**Instrucciones:**
1. Resume en dos oraciones el texto sobre el amor y la parábola del Buen Samaritano.
2. Escribe la continuación del texto sobre el amor y la parábola del Buen Samaritano a partir de su última oración.

**Texto de estudio:**

Es el amor el que nos da ojos para ver, corazón para sentir, y manos para asistir. «La vocación del cristiano es la de derramar generosamente la alegría por los nuevos caminos de los hombres de nuestro tiempo, a menudo inéditos, a menudo peligrosos, pero siempre abiertos al hombre de la calle, homo viator, desde el tiempo a la eternidad, en busca de la felicidad, feliz de encontrar a Jesús, compañero de Emaús» [10]. Pido a Dios en esta mañana en que vamos a empezar nuestras deliberaciones, que nos llene a todos con la luz del amor, que nos mueva a salir de nosotros mismos para asistir a los necesitados, igual que el Buen Samaritano con el hombre que bajaba de Jerusalén a Jericó, con este hombre que representa a toda la humanidad, en su peregrinar terreno, que está herido y desangrándose, despojado de lo más profundo que hay en su cultura, y en el que hay que infundir la novedad de la esperanza, de la salud y de la felicidad, impregnándolo de lo divino, de lo sagrado, para restaurar en él su gloria primera. Es lo que dijo San Ireneo: «La gloria de Dios, es el hombre viviente, y la vida del hombre, es la visión de Dios» [11]. Entonces la parábola del Buen Samaritano se hará viva y nos hablará al corazón, porque entonces sabremos quién es nuestro prójimo, y cumpliremos el mandato que Jesús dio al escriba del Evangelio: «Ve, y haz tú lo mismo». Se nos invita a algo que va más allá de toda ley. Cristo nos desafía a abrirnos al compromiso y a la comunión de su mandamiento nuevo.

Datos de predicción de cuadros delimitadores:
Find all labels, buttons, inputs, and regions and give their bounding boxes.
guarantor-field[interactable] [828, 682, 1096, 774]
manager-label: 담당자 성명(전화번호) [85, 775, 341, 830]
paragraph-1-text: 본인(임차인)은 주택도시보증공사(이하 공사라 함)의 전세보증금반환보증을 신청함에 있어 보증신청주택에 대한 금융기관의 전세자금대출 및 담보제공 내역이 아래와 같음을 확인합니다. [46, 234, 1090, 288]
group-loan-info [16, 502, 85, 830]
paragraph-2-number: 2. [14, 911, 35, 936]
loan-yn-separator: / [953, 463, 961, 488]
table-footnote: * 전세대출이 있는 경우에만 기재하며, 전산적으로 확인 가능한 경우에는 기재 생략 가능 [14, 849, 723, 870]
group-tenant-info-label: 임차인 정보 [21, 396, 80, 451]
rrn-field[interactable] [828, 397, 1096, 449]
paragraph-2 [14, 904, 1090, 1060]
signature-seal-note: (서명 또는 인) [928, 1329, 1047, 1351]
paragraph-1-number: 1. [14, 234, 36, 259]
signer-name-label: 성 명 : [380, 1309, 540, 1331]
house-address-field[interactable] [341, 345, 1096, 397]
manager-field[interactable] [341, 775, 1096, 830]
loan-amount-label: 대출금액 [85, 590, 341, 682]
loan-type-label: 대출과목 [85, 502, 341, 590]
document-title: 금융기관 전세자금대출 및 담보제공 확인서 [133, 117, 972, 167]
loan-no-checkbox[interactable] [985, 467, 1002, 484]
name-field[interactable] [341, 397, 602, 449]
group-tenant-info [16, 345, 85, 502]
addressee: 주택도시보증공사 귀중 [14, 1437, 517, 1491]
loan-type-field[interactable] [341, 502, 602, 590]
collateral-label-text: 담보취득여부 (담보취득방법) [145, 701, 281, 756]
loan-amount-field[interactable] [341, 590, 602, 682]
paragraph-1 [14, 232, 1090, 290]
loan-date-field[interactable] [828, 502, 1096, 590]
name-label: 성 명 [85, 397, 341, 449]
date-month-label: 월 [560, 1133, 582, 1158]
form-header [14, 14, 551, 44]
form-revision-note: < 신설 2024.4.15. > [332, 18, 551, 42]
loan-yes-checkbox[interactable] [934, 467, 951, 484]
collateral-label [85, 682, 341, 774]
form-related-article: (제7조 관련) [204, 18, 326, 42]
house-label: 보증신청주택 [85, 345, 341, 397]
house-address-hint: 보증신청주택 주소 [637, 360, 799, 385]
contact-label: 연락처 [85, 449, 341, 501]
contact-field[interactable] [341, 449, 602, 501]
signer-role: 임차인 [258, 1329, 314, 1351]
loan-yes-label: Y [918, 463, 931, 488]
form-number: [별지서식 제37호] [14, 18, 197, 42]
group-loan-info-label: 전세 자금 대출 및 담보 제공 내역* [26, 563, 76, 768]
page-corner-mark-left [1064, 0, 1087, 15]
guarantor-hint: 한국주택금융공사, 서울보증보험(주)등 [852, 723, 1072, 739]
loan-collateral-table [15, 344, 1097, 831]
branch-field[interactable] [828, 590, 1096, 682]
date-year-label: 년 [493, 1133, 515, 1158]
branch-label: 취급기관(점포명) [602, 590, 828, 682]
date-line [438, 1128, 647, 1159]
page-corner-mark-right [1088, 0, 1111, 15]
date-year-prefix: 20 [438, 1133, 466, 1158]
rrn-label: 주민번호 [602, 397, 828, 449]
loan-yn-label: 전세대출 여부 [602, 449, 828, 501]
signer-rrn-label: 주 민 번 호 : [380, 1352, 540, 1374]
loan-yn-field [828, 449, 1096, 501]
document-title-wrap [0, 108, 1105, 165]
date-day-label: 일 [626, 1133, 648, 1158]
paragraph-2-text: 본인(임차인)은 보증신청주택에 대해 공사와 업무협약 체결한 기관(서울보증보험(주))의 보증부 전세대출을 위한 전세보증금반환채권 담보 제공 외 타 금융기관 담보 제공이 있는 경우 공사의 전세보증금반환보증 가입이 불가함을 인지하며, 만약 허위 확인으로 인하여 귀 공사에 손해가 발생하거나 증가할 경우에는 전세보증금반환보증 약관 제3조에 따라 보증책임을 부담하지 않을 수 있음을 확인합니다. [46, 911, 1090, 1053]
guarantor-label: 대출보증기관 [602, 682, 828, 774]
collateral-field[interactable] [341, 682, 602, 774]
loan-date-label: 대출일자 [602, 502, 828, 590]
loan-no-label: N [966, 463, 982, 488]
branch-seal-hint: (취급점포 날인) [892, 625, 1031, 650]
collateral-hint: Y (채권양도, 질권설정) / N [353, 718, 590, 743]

**Respuestas por tarea:**
1. Según el texto, el amor nos da ojos para ver, corazón para sentir y manos para asistir, y en él se pide a Dios que nos mueva a salir de nosotros mismos para asistir a los necesitados, igual que el Buen Samaritano. Así sabremos quién es nuestro prójimo y cumpliremos el mandato «Ve, y haz tú lo mismo», pues Cristo nos desafía a abrirnos al compromiso y a la comunión de su mandamiento nuevo.

2.
Cardenal Paul Poupard
Presidente del Consejo Pontificio de la Cultura
Notas
1 JUAN PABLO II, Carta encíclica Evangelium vitae, 1995, n.3.
2 ORíGENES, Homilías 6,4, tomado de la segunda lectura del Oficio de lectura del jueves X del tiempo ordinario.
3 PABLO VI, Exhortación apostólica Evangelii nuntiandi, 1975, n.20.
4 JUAN PABLO II, Carta encíclica Sollicitudo rei socialis, 1987, n.38.
5 Rooted in Cultures … Fruitful in Christ, Office of Education and Student Chaplaincy, F.A.B.C., Manila, 1995, p. 16.
6 ROMANO GUARDINI, Volontá e Verità, Morcelliana, 1978, p. 149.
7 EDUARDO CARDENAL PIRONIO, «Homo quidam», Dolentium hominum,1986, n.1, p. 8.
8 JUAN PABLO II, Carta apostólica Salvifici doloris, 1984, n.28.
9 ROMANO GUARDINI, op. cit., p. 150.
10 CARDENAL PAUL POUPARD, Felicidad y fe cristiana, Barcelona, Horder, 1992, p. 163- 164.
11 SANT’IRENEO, Adversus Haereses, IV, 20, 7.